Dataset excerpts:
□ □ □ □

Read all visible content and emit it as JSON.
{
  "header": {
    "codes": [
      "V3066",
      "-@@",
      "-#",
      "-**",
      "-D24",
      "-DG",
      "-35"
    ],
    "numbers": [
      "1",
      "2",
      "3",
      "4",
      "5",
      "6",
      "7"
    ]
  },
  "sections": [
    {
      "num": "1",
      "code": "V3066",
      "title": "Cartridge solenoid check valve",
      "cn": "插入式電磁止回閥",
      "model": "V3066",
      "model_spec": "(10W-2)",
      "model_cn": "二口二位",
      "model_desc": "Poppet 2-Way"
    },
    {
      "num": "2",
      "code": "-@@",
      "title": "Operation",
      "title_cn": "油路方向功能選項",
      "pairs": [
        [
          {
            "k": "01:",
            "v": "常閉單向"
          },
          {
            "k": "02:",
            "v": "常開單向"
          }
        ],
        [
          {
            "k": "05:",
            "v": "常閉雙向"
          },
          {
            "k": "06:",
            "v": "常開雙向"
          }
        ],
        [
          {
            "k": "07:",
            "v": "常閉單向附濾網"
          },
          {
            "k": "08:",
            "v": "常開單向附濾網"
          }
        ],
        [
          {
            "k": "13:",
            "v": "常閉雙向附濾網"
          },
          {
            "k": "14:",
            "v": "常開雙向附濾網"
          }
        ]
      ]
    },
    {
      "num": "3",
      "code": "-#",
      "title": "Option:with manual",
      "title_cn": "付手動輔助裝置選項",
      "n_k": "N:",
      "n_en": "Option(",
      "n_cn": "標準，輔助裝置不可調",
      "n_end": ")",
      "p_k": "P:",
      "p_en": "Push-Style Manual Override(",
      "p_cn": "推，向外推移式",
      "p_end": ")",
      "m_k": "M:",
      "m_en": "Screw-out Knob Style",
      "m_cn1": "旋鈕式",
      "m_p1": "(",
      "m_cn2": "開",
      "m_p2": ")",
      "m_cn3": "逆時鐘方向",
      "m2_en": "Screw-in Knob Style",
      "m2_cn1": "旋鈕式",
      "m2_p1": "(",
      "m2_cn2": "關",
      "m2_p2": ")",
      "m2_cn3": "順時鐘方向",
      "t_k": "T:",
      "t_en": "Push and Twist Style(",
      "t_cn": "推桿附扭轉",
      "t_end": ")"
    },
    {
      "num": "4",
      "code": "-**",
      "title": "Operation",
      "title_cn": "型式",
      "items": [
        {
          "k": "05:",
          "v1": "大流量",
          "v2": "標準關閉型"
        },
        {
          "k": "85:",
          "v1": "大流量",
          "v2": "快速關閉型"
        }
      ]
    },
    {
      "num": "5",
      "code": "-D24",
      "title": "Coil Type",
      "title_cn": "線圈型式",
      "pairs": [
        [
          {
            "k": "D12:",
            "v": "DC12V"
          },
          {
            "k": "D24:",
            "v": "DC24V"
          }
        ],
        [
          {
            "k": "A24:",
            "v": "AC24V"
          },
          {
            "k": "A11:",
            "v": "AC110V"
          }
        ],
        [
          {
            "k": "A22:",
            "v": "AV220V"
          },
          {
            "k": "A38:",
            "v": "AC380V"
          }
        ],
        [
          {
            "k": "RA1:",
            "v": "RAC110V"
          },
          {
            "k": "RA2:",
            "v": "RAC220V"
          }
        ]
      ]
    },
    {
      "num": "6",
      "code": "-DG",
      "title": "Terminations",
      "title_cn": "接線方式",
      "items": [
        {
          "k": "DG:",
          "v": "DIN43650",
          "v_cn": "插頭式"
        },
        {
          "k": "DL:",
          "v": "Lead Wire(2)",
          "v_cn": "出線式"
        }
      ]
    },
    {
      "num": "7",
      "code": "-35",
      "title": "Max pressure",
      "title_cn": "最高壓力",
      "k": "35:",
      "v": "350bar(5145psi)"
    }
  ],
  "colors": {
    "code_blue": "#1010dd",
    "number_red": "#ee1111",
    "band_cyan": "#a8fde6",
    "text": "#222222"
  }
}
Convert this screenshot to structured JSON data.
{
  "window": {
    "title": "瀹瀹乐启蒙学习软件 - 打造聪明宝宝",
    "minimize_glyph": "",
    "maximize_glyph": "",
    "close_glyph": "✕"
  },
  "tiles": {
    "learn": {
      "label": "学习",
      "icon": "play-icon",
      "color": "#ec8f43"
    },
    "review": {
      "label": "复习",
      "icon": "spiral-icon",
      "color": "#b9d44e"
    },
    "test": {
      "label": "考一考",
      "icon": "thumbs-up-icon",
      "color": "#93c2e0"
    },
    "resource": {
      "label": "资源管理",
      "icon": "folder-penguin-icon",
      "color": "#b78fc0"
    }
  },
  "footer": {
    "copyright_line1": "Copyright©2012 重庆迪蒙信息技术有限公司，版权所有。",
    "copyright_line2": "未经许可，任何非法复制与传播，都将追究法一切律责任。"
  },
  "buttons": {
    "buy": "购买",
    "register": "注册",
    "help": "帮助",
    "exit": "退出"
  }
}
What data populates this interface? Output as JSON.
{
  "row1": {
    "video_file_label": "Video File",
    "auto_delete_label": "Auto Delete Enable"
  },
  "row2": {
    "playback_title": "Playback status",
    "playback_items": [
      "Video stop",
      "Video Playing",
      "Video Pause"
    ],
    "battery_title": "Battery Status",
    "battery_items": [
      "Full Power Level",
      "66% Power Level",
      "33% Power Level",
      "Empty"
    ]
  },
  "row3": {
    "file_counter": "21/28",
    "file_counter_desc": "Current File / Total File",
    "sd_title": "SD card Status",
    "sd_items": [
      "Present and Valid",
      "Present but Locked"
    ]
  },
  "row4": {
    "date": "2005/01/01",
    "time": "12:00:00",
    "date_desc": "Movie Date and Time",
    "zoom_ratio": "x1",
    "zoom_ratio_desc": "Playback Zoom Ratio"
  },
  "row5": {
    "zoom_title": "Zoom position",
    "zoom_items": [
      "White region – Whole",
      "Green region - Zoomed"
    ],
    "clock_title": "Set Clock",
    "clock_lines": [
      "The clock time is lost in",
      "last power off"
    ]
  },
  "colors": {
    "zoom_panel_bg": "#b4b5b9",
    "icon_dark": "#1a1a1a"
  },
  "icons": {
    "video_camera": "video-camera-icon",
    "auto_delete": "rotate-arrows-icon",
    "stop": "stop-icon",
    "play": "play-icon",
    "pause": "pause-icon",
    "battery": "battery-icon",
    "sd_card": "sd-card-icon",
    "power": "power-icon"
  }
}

□ □ □ □

REQUIRED WORK
Return the listing above in full, character for character.

WRITTEN ANSWER
Read all visible content and emit it as JSON.
{
  "header": {
    "codes": [
      "V3066",
      "-@@",
      "-#",
      "-**",
      "-D24",
      "-DG",
      "-35"
    ],
    "numbers": [
      "1",
      "2",
      "3",
      "4",
      "5",
      "6",
      "7"
    ]
  },
  "sections": [
    {
      "num": "1",
      "code": "V3066",
      "title": "Cartridge solenoid check valve",
      "cn": "插入式電磁止回閥",
      "model": "V3066",
      "model_spec": "(10W-2)",
      "model_cn": "二口二位",
      "model_desc": "Poppet 2-Way"
    },
    {
      "num": "2",
      "code": "-@@",
      "title": "Operation",
      "title_cn": "油路方向功能選項",
      "pairs": [
        [
          {
            "k": "01:",
            "v": "常閉單向"
          },
          {
            "k": "02:",
            "v": "常開單向"
          }
        ],
        [
          {
            "k": "05:",
            "v": "常閉雙向"
          },
          {
            "k": "06:",
            "v": "常開雙向"
          }
        ],
        [
          {
            "k": "07:",
            "v": "常閉單向附濾網"
          },
          {
            "k": "08:",
            "v": "常開單向附濾網"
          }
        ],
        [
          {
            "k": "13:",
            "v": "常閉雙向附濾網"
          },
          {
            "k": "14:",
            "v": "常開雙向附濾網"
          }
        ]
      ]
    },
    {
      "num": "3",
      "code": "-#",
      "title": "Option:with manual",
      "title_cn": "付手動輔助裝置選項",
      "n_k": "N:",
      "n_en": "Option(",
      "n_cn": "標準，輔助裝置不可調",
      "n_end": ")",
      "p_k": "P:",
      "p_en": "Push-Style Manual Override(",
      "p_cn": "推，向外推移式",
      "p_end": ")",
      "m_k": "M:",
      "m_en": "Screw-out Knob Style",
      "m_cn1": "旋鈕式",
      "m_p1": "(",
      "m_cn2": "開",
      "m_p2": ")",
      "m_cn3": "逆時鐘方向",
      "m2_en": "Screw-in Knob Style",
      "m2_cn1": "旋鈕式",
      "m2_p1": "(",
      "m2_cn2": "關",
      "m2_p2": ")",
      "m2_cn3": "順時鐘方向",
      "t_k": "T:",
      "t_en": "Push and Twist Style(",
      "t_cn": "推桿附扭轉",
      "t_end": ")"
    },
    {
      "num": "4",
      "code": "-**",
      "title": "Operation",
      "title_cn": "型式",
      "items": [
        {
          "k": "05:",
          "v1": "大流量",
          "v2": "標準關閉型"
        },
        {
          "k": "85:",
          "v1": "大流量",
          "v2": "快速關閉型"
        }
      ]
    },
    {
      "num": "5",
      "code": "-D24",
      "title": "Coil Type",
      "title_cn": "線圈型式",
      "pairs": [
        [
          {
            "k": "D12:",
            "v": "DC12V"
          },
          {
            "k": "D24:",
            "v": "DC24V"
          }
        ],
        [
          {
            "k": "A24:",
            "v": "AC24V"
          },
          {
            "k": "A11:",
            "v": "AC110V"
          }
        ],
        [
          {
            "k": "A22:",
            "v": "AV220V"
          },
          {
            "k": "A38:",
            "v": "AC380V"
          }
        ],
        [
          {
            "k": "RA1:",
            "v": "RAC110V"
          },
          {
            "k": "RA2:",
            "v": "RAC220V"
          }
        ]
      ]
    },
    {
      "num": "6",
      "code": "-DG",
      "title": "Terminations",
      "title_cn": "接線方式",
      "items": [
        {
          "k": "DG:",
          "v": "DIN43650",
          "v_cn": "插頭式"
        },
        {
          "k": "DL:",
          "v": "Lead Wire(2)",
          "v_cn": "出線式"
        }
      ]
    },
    {
      "num": "7",
      "code": "-35",
      "title": "Max pressure",
      "title_cn": "最高壓力",
      "k": "35:",
      "v": "350bar(5145psi)"
    }
  ],
  "colors": {
    "code_blue": "#1010dd",
    "number_red": "#ee1111",
    "band_cyan": "#a8fde6",
    "text": "#222222"
  }
}
Convert this screenshot to structured JSON data.
{
  "window": {
    "title": "瀹瀹乐启蒙学习软件 - 打造聪明宝宝",
    "minimize_glyph": "",
    "maximize_glyph": "",
    "close_glyph": "✕"
  },
  "tiles": {
    "learn": {
      "label": "学习",
      "icon": "play-icon",
      "color": "#ec8f43"
    },
    "review": {
      "label": "复习",
      "icon": "spiral-icon",
      "color": "#b9d44e"
    },
    "test": {
      "label": "考一考",
      "icon": "thumbs-up-icon",
      "color": "#93c2e0"
    },
    "resource": {
      "label": "资源管理",
      "icon": "folder-penguin-icon",
      "color": "#b78fc0"
    }
  },
  "footer": {
    "copyright_line1": "Copyright©2012 重庆迪蒙信息技术有限公司，版权所有。",
    "copyright_line2": "未经许可，任何非法复制与传播，都将追究法一切律责任。"
  },
  "buttons": {
    "buy": "购买",
    "register": "注册",
    "help": "帮助",
    "exit": "退出"
  }
}
What data populates this interface? Output as JSON.
{
  "row1": {
    "video_file_label": "Video File",
    "auto_delete_label": "Auto Delete Enable"
  },
  "row2": {
    "playback_title": "Playback status",
    "playback_items": [
      "Video stop",
      "Video Playing",
      "Video Pause"
    ],
    "battery_title": "Battery Status",
    "battery_items": [
      "Full Power Level",
      "66% Power Level",
      "33% Power Level",
      "Empty"
    ]
  },
  "row3": {
    "file_counter": "21/28",
    "file_counter_desc": "Current File / Total File",
    "sd_title": "SD card Status",
    "sd_items": [
      "Present and Valid",
      "Present but Locked"
    ]
  },
  "row4": {
    "date": "2005/01/01",
    "time": "12:00:00",
    "date_desc": "Movie Date and Time",
    "zoom_ratio": "x1",
    "zoom_ratio_desc": "Playback Zoom Ratio"
  },
  "row5": {
    "zoom_title": "Zoom position",
    "zoom_items": [
      "White region – Whole",
      "Green region - Zoomed"
    ],
    "clock_title": "Set Clock",
    "clock_lines": [
      "The clock time is lost in",
      "last power off"
    ]
  },
  "colors": {
    "zoom_panel_bg": "#b4b5b9",
    "icon_dark": "#1a1a1a"
  },
  "icons": {
    "video_camera": "video-camera-icon",
    "auto_delete": "rotate-arrows-icon",
    "stop": "stop-icon",
    "play": "play-icon",
    "pause": "pause-icon",
    "battery": "battery-icon",
    "sd_card": "sd-card-icon",
    "power": "power-icon"
  }
}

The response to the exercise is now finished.